→ **AIM**: Gather all lines from the material that contain "amount".
begin INFORMATION SHOWN
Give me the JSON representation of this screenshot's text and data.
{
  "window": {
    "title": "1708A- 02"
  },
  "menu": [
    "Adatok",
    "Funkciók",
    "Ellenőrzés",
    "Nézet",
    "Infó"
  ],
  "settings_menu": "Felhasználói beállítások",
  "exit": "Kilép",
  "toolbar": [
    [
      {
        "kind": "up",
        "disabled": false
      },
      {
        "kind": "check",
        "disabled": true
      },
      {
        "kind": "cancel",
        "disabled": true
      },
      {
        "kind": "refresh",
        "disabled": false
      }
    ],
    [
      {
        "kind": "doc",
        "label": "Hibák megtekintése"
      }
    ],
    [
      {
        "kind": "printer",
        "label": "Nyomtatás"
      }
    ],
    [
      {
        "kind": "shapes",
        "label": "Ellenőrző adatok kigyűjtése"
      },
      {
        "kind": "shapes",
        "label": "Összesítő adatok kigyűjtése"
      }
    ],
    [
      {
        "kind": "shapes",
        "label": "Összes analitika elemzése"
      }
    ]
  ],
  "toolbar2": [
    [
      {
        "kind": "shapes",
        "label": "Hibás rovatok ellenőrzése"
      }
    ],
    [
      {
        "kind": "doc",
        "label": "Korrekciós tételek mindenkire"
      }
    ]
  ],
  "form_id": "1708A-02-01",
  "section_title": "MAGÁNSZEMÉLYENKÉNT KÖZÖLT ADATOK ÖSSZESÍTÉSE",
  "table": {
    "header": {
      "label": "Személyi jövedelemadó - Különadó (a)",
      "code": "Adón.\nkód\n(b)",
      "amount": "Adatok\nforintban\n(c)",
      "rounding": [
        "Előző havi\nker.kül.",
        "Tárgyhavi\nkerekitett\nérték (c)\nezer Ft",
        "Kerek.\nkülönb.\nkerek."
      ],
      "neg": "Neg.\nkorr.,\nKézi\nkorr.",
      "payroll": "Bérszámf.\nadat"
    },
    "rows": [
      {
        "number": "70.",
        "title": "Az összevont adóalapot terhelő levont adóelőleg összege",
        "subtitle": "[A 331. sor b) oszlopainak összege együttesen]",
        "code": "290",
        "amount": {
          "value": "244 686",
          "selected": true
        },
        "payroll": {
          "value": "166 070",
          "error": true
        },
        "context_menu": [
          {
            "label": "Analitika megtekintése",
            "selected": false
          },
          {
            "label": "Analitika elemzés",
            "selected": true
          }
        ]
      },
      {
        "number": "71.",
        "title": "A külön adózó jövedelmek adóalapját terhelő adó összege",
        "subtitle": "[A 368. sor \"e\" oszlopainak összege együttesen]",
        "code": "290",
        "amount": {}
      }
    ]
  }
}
end INFORMATION SHOWN
begin INFORMATION SHOWN
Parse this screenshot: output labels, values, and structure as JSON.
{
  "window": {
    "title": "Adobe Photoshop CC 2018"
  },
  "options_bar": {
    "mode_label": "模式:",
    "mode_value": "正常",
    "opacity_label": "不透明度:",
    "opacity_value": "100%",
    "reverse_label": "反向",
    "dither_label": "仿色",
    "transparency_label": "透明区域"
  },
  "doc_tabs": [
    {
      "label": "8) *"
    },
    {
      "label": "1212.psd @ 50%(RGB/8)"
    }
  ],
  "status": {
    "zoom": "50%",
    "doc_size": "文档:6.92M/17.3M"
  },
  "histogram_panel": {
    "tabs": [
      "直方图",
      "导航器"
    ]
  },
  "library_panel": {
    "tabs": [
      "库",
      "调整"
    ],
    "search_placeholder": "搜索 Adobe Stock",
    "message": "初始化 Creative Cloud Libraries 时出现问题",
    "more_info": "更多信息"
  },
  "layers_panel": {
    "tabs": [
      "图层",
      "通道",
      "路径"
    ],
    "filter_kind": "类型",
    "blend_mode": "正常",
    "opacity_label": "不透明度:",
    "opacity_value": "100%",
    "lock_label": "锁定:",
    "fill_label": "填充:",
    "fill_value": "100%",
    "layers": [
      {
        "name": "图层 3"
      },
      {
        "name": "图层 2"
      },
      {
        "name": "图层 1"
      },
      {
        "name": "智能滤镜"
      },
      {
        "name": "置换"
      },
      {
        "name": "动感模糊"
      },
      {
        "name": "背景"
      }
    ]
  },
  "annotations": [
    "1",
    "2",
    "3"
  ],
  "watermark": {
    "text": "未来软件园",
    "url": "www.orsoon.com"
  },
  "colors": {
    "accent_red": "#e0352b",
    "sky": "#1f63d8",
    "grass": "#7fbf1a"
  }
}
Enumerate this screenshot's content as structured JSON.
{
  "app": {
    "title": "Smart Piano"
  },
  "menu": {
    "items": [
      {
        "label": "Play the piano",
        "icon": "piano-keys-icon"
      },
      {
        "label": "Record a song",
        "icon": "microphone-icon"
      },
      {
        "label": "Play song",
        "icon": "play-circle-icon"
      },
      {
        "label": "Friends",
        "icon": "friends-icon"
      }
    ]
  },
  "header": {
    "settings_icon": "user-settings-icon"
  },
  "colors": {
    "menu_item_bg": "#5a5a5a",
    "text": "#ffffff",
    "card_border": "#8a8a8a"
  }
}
end INFORMATION SHOWN
begin INFORMATION SHOWN
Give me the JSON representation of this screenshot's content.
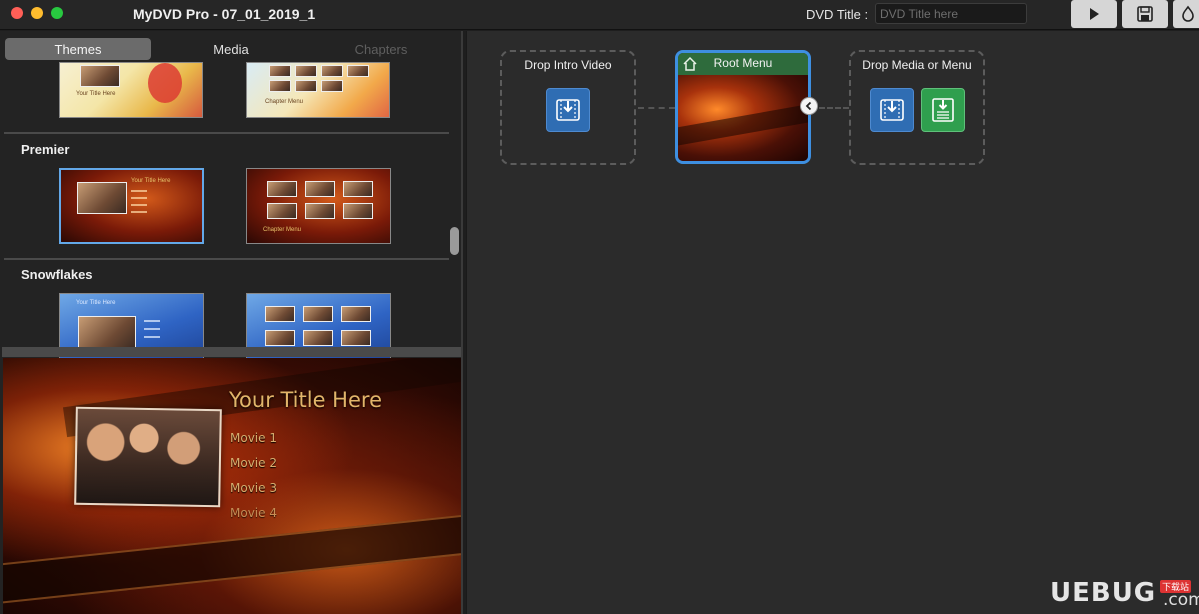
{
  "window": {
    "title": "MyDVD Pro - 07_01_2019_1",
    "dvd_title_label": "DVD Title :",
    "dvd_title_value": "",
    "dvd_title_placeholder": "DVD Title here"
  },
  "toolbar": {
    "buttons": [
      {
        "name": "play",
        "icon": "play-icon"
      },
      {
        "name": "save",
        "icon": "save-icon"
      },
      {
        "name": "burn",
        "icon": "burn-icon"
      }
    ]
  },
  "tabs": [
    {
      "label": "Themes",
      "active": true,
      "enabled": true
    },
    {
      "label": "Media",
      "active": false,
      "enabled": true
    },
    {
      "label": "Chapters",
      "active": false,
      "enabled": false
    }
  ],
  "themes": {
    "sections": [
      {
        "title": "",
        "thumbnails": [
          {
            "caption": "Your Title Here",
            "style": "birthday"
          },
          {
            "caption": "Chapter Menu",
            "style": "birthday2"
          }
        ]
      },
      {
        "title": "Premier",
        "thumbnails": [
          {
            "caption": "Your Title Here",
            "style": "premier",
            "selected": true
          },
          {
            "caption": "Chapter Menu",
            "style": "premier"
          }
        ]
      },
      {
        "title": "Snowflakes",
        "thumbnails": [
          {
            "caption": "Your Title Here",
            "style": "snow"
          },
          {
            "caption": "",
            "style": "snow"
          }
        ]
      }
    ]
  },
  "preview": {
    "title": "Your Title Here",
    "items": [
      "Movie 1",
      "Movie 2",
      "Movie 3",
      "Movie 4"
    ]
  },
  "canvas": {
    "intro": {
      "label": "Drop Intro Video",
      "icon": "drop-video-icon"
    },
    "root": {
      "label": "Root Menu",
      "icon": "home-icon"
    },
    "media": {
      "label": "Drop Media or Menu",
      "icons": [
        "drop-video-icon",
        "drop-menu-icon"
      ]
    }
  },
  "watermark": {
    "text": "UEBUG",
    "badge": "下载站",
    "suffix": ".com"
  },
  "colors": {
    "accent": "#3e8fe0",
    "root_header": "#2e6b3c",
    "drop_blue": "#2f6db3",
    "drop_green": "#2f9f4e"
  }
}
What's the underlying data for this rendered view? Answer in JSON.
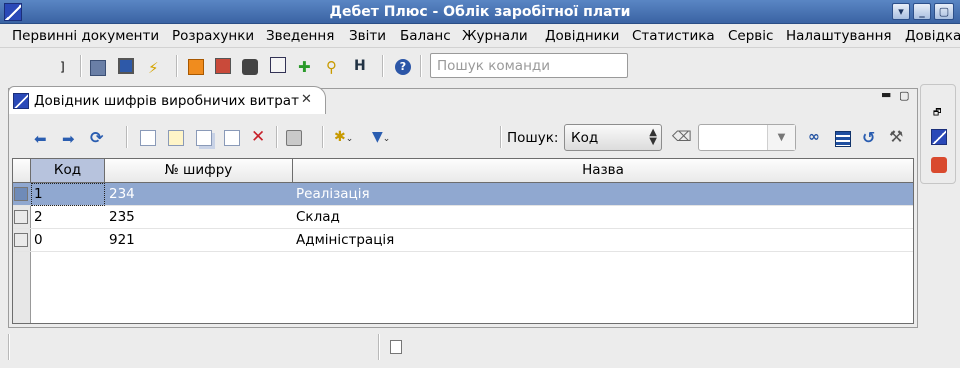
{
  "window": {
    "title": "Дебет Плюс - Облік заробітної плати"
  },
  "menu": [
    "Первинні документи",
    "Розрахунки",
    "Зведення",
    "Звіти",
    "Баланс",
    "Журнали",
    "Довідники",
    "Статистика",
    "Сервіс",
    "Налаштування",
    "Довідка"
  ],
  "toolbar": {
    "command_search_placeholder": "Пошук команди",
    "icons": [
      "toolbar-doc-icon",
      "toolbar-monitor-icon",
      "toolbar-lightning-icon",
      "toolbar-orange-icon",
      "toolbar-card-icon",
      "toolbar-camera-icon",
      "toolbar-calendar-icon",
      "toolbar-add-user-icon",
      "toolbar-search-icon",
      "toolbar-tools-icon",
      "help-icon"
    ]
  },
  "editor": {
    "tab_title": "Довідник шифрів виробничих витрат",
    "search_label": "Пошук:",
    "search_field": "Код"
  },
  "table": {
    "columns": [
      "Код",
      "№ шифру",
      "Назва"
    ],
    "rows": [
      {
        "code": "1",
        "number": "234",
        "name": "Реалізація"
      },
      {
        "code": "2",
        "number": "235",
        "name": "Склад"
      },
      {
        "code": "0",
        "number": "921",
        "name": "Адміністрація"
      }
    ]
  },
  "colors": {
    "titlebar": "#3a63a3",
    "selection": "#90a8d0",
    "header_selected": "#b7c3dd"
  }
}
end INFORMATION SHOWN
→ **REPLY TO THE EXERCISE**:
      "amount": "Adatok\nforintban\n(c)",
        "amount": {
        "amount": {}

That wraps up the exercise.